## Task brief
Continue the passage below about proving that A has no elements when A is a subset of the empty set B, starting right after its last sentence.
**** Excerpted passage ****
If \(A \subseteq B\) and \(B = \emptyset\), then \(A\) has no elements.
Proof. Suppose \(A \subseteq B\) and \(B = \emptyset\). We want to show that \(A\) has no elements.
Since this is a conditional claim, we assume the antecedent and want to prove the consequent. The consequent is: \(A\) has no elements. We can make that a bit more explicit: it’s not the case that there is an \(x \in A\).
\(A\) has no elements iff it’s not the case that there is an \(x\) such that \(x \in A\).
So we’ve determined that what we want to prove is really a negative claim \(\lnot p\), namely: it’s not the case that there is an \(x \in A\). To use proof by contradiction, we have to assume the corresponding positive claim \(p\), i.e., there is an \(x \in A\), and prove a contradiction from it. We indicate that we’re doing a proof by contradiction by writing “by way of contradiction, assume” or even just “suppose not,” and then state the assumption \(p\).
Suppose not: there is an \(x \in A\).
This is now the new assumption we’ll use to obtain a contradiction. We have two more assumptions: that \(A \subseteq B\) and that \(B = \emptyset\). The first gives us that \(x \in B\):
Since \(A \subseteq B\), \(x \in B\).
But since \(B = \emptyset\), every element of \(B\) (e.g., \(x\)) must also be an element of \(\emptyset\).
Since \(B = \emptyset\), \(x \in \emptyset\). This is a contradiction, since by definition \(\emptyset\) has no elements.
**** Information supplied ****
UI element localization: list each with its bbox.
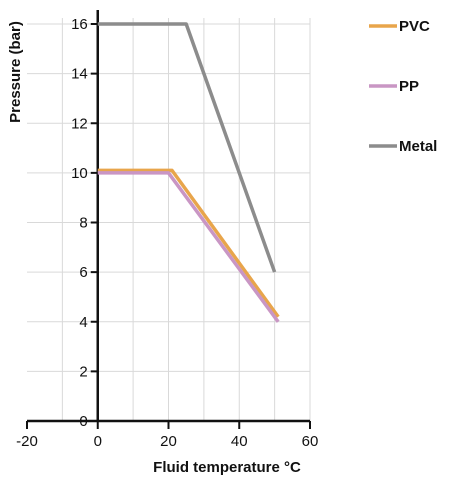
axes: -20 0 20 40 60 0 2 4 6 8 10 12 14 16 bbox=[16, 10, 318, 450]
x-tick-label: 0 bbox=[94, 433, 102, 450]
legend-label-metal: Metal bbox=[399, 138, 437, 155]
y-tick-label: 16 bbox=[71, 16, 88, 33]
y-tick-label: 10 bbox=[71, 165, 88, 182]
y-tick-label: 12 bbox=[71, 115, 88, 132]
legend-label-pp: PP bbox=[399, 78, 419, 95]
x-tick-label: 20 bbox=[160, 433, 177, 450]
y-tick-label: 4 bbox=[79, 314, 87, 331]
grid bbox=[27, 18, 311, 421]
x-tick-label: -20 bbox=[16, 433, 38, 450]
x-tick-label: 40 bbox=[231, 433, 248, 450]
legend: PVC PP Metal bbox=[369, 18, 437, 155]
series-line-pvc bbox=[97, 168, 280, 318]
series-line-pp bbox=[97, 171, 280, 323]
x-tick-label: 60 bbox=[302, 433, 319, 450]
legend-label-pvc: PVC bbox=[399, 18, 430, 35]
y-tick-label: 6 bbox=[79, 264, 87, 281]
y-tick-label: 8 bbox=[79, 215, 87, 232]
y-axis-title: Pressure (bar) bbox=[7, 21, 24, 123]
x-axis-title: Fluid temperature °C bbox=[153, 459, 301, 476]
series-lines bbox=[97, 22, 280, 323]
y-tick-label: 0 bbox=[79, 413, 87, 430]
y-tick-label: 14 bbox=[71, 66, 88, 83]
y-tick-label: 2 bbox=[79, 363, 87, 380]
series-line-metal bbox=[97, 22, 277, 273]
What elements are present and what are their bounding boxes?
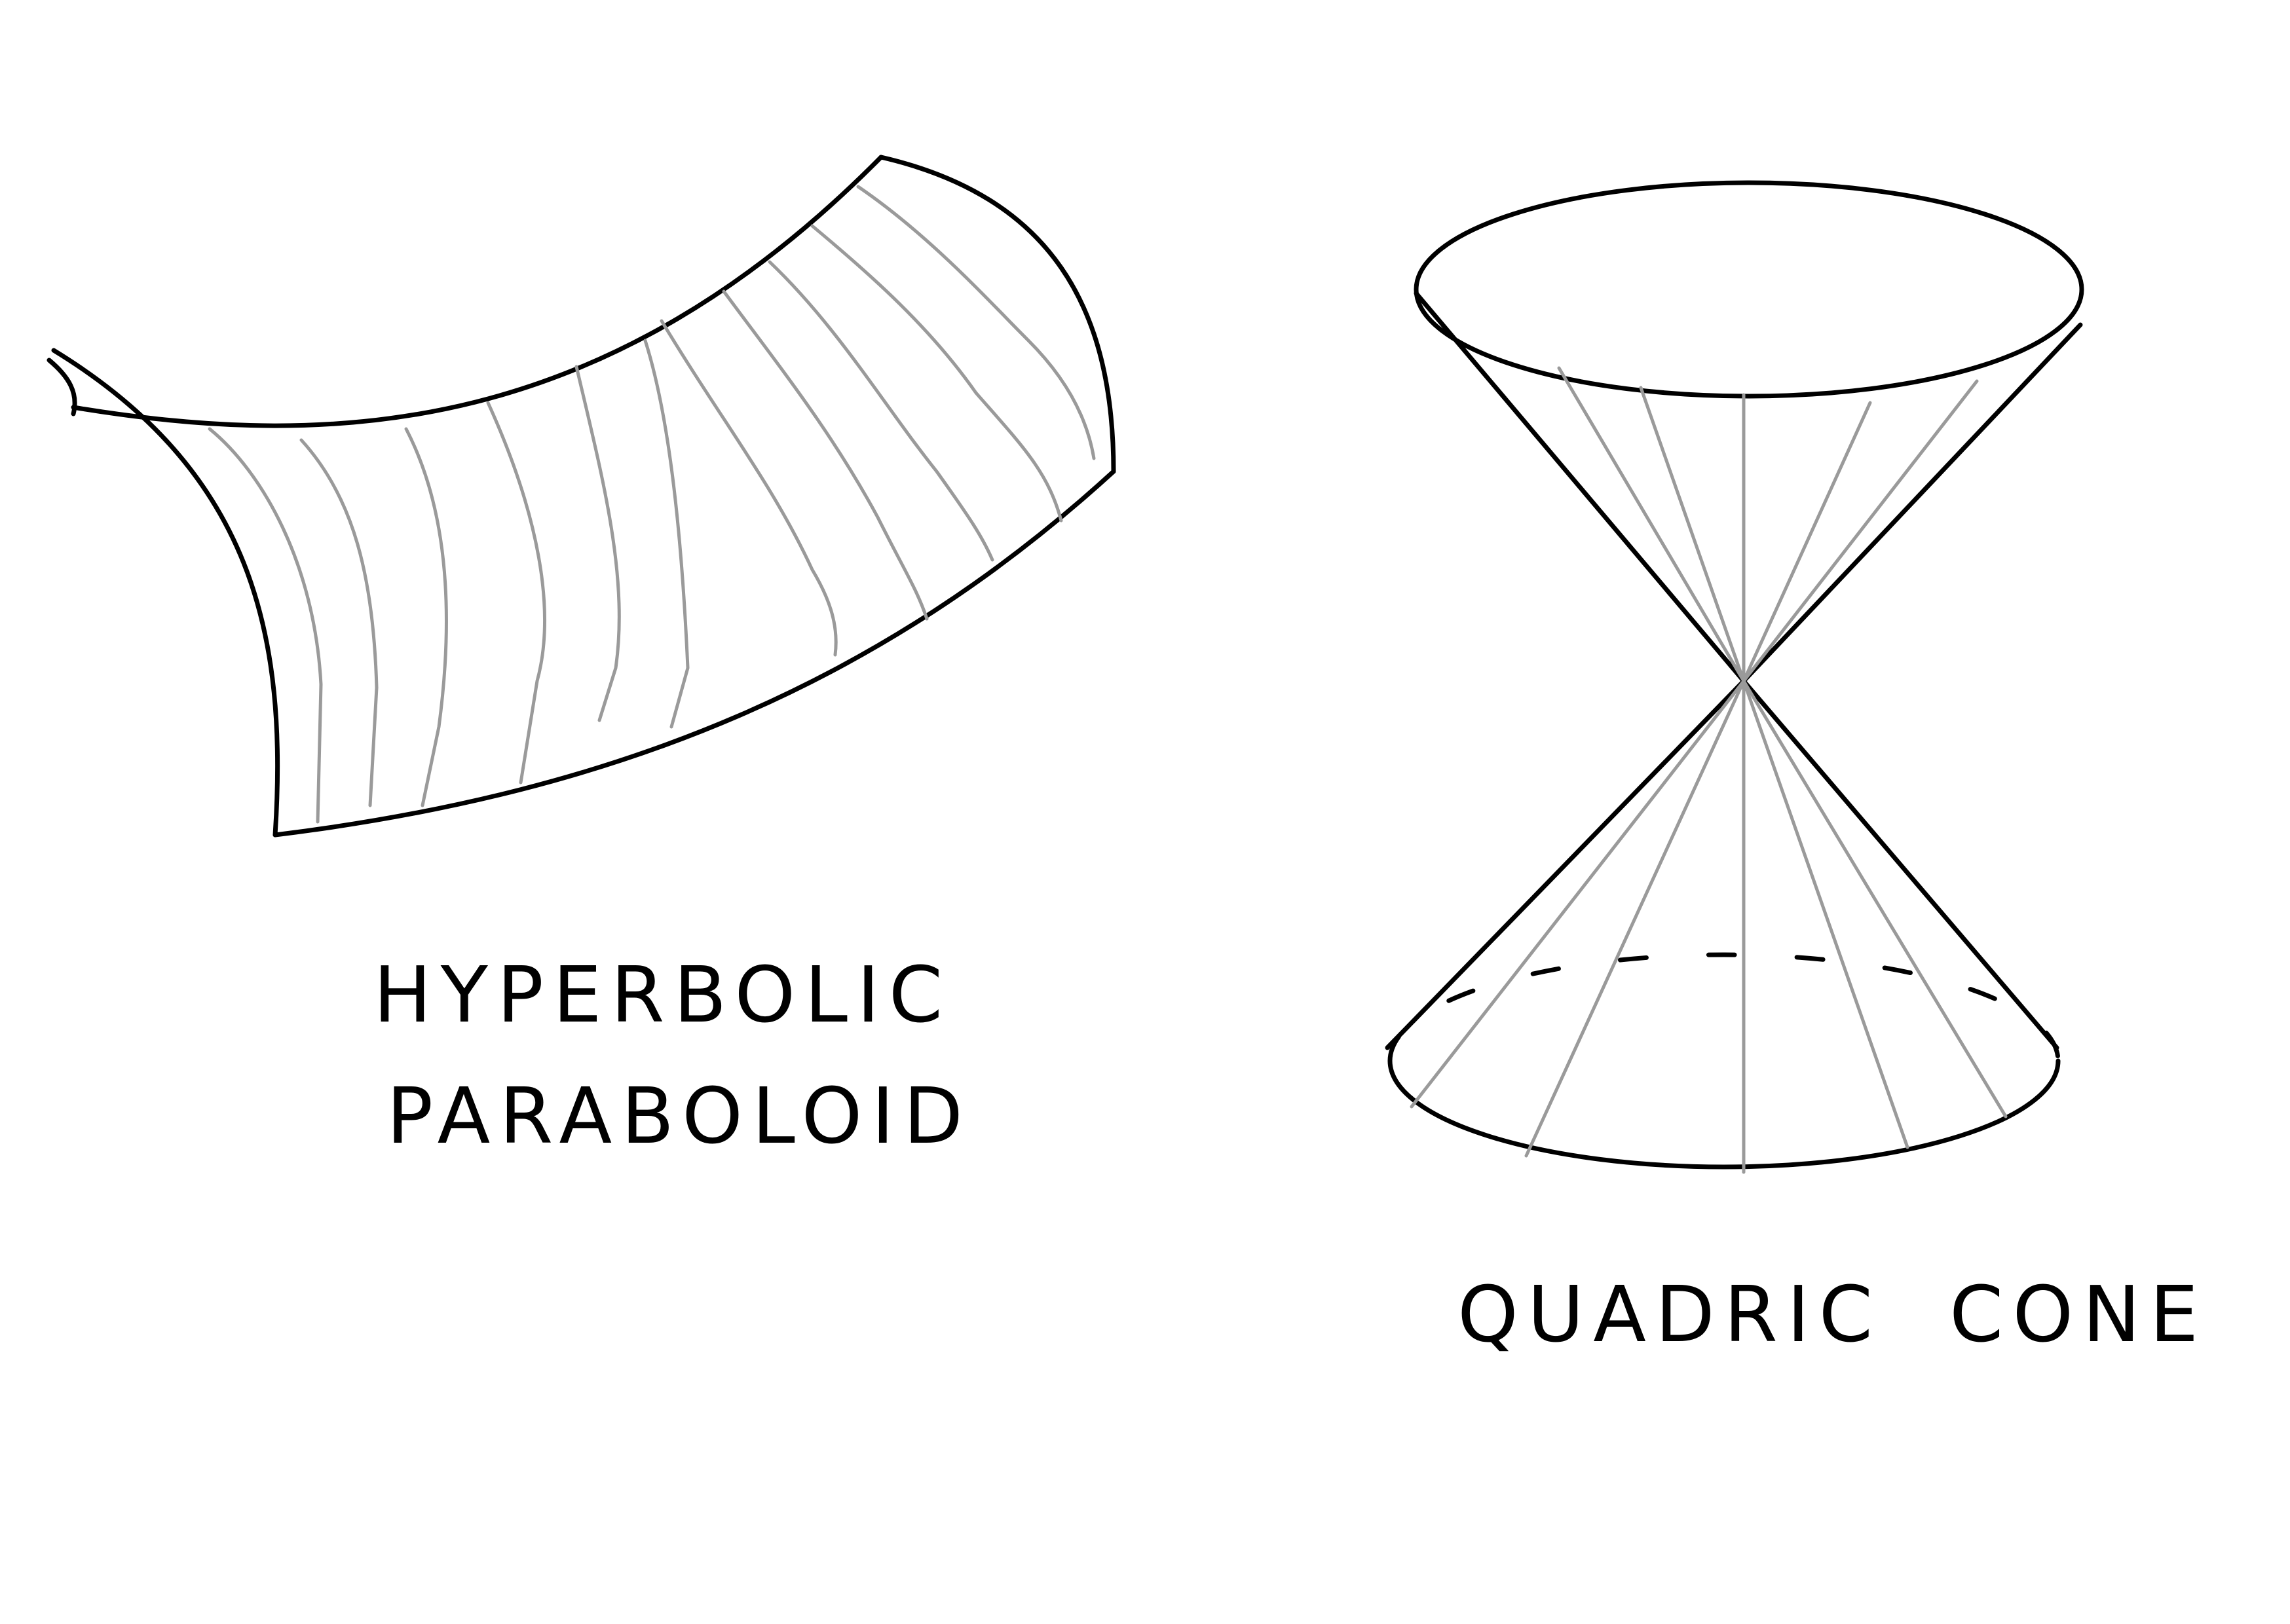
cone-silhouette-lower-left (1385, 678, 1746, 1050)
paraboloid-left-edge (51, 348, 280, 838)
hyperbolic-paraboloid-figure: HYPERBOLIC PARABOLOID (47, 155, 1116, 1161)
paraboloid-ruling-line (299, 438, 379, 807)
cone-ruling-line (1410, 679, 1746, 1109)
cone-silhouette-lower-right (1741, 678, 2059, 1050)
cone-bottom-ellipse-front (1387, 1058, 2061, 1170)
paraboloid-label-line-2: PARABOLOID (386, 1071, 972, 1161)
paraboloid-ruling-line (810, 224, 1063, 523)
cone-label: QUADRIC CONE (1457, 1269, 2207, 1359)
paraboloid-ruling-line (208, 427, 323, 824)
cone-ruling-line (1742, 679, 1909, 1149)
quadric-cone-figure: QUADRIC CONE (1385, 180, 2207, 1359)
cone-ruling-line (1742, 379, 1979, 683)
paraboloid-label-line-1: HYPERBOLIC (373, 950, 952, 1040)
cone-bottom-ellipse-back (1387, 952, 2061, 1063)
paraboloid-ruling-line (722, 289, 929, 621)
paraboloid-ruling-line (768, 260, 994, 562)
cone-ruling-line (1742, 401, 1872, 683)
cone-ruling-line (1639, 386, 1746, 683)
paraboloid-right-edge (878, 155, 1116, 474)
cone-ruling-line (1524, 679, 1746, 1158)
paraboloid-ruling-line (404, 427, 448, 807)
cone-ruling-line (1557, 366, 1746, 683)
cone-ruling-line (1742, 679, 2008, 1118)
cone-top-ellipse (1414, 180, 2084, 399)
cone-silhouette-upper-right (1741, 322, 2083, 684)
paraboloid-top-edge (71, 155, 884, 428)
cone-silhouette-upper-left (1414, 291, 1746, 684)
paraboloid-ruling-line (856, 185, 1096, 460)
paraboloid-ruling-line (574, 365, 621, 722)
paraboloid-ruling-line (660, 319, 838, 657)
paraboloid-ruling-line (643, 339, 690, 729)
paraboloid-ruling-line (486, 401, 546, 784)
paraboloid-bottom-edge (272, 469, 1116, 838)
paraboloid-ruling-lines (208, 185, 1096, 824)
cone-ruling-lines (1410, 366, 2008, 1174)
paraboloid-left-curl (47, 358, 77, 416)
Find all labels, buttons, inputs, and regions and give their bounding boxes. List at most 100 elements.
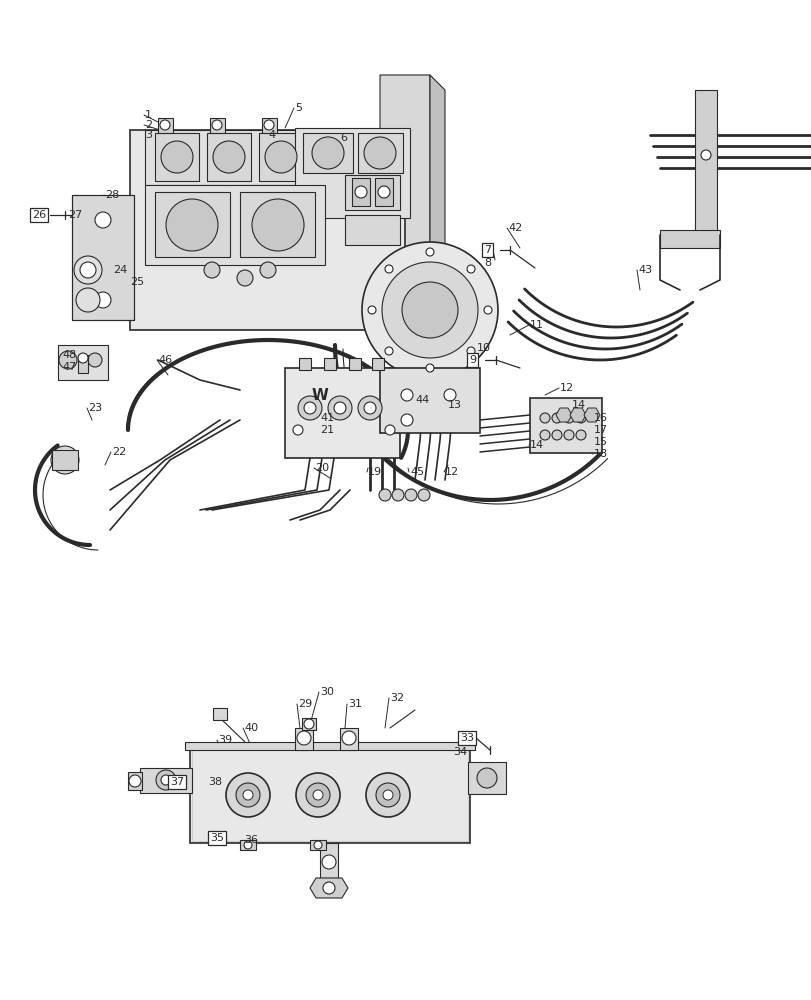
****
## Answer below
This already completes the proof: we’ve arrived at what we need (a contradiction) from the assumptions we’ve set up, and this means that the assumptions can’t all be true. Since the first two assumptions (\(A \subseteq B\) and \(B = \emptyset\)) are not contested, it must be the last assumption introduced (there is an \(x \in A\)) that must be false. But if we want to be thorough, we can spell this out.
Thus, our assumption that there is an \(x \in A\) must be false, hence, \(A\) has no elements by proof by contradiction. ◻
Every positive claim is trivially equivalent to a negative claim: \(p\) iff \(\lnot\lnot p\). So proofs by contradiction can also be used to establish positive claims “indirectly,” as follows: To prove \(p\), read it as the negative claim \(\lnot\lnot p\). If we can prove a contradiction from \(\lnot p\), we’ve established \(\lnot\lnot p\) by proof by contradiction, and hence \(p\).
In the last example, we aimed to prove a negative claim, namely that \(A\) has no elements, and so the assumption we made for the purpose of proof by contradiction (i.e., that there is an \(x \in A\)) was a positive claim. It gave us something to work with, namely the hypothetical \(x \in A\) about which we continued to reason until we got to \(x \in \emptyset\).
When proving a positive claim indirectly, the assumption you’d make for the purpose of proof by contradiction would be negative. But very often you can easily reformulate a positive claim as a negative claim, and a negative claim as a positive claim. Our previous proof would have been essentially the same had we proved “\(A = \emptyset\)” instead of the negative consequent “\(A\) has no elements.” (By definition of \(=\), “\(A = \emptyset\)” is a general claim, since it unpacks to “every element of \(A\) is an element of \(\emptyset\) and vice versa”.) But it is easily seen to be equivalent to the negative claim “not: there is an \(x \in A\).”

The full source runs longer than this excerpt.